Directive: Show every line that has the string "this" in it.

Given entries:
BEGIN

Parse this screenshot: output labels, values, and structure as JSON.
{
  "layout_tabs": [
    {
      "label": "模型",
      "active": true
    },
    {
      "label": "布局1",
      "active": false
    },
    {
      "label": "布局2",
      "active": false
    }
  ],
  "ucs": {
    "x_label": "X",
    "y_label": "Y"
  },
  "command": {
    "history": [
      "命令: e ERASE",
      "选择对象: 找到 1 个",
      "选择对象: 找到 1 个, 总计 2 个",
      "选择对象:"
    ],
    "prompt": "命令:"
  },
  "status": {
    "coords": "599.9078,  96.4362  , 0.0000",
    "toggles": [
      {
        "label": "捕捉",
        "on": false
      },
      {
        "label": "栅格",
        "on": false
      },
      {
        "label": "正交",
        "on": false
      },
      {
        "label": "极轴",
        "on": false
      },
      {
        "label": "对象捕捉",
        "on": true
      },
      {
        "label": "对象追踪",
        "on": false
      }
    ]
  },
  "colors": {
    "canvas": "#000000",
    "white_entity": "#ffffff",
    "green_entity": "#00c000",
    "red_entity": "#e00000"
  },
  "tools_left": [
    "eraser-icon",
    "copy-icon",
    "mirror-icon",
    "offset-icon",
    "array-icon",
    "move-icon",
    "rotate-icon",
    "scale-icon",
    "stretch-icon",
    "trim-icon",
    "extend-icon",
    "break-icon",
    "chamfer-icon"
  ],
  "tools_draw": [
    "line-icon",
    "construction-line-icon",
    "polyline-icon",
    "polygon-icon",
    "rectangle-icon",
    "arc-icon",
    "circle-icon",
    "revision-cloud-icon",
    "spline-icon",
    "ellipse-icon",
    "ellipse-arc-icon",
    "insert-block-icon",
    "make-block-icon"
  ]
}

END
BEGIN

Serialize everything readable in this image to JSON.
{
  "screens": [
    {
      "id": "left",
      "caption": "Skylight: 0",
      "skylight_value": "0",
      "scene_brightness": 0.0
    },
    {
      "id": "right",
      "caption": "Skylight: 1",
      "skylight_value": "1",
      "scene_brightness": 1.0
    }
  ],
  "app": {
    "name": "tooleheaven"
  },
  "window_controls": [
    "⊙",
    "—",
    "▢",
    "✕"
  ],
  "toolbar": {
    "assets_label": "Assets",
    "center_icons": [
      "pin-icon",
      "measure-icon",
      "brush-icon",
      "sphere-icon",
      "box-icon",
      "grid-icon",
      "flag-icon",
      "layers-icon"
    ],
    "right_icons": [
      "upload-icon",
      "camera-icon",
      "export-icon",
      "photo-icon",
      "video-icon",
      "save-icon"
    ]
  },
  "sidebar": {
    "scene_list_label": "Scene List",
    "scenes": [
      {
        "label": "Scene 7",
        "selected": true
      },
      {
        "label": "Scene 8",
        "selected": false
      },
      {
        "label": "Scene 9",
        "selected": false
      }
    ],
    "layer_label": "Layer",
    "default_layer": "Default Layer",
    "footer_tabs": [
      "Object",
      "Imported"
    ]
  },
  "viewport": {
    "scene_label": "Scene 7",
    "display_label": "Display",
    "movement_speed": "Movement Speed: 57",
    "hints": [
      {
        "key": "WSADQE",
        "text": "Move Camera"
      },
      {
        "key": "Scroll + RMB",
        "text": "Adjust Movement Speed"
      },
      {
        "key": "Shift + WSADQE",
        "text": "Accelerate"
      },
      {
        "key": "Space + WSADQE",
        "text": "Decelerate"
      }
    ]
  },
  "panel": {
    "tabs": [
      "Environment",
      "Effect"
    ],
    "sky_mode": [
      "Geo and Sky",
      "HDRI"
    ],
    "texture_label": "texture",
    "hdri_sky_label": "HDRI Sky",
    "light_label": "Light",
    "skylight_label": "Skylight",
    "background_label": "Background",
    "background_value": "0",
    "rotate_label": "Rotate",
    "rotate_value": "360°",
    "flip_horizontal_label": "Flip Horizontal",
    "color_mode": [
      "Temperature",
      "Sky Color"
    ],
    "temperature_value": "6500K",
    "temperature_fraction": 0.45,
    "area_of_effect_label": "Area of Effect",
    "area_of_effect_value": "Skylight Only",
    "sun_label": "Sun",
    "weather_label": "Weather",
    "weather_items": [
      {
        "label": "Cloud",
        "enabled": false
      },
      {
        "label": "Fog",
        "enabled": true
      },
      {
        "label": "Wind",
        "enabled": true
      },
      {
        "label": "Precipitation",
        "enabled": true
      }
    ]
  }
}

END

Final answer:
Parse this screenshot: output labels, values, and structure as JSON.
Serialize everything readable in this image to JSON.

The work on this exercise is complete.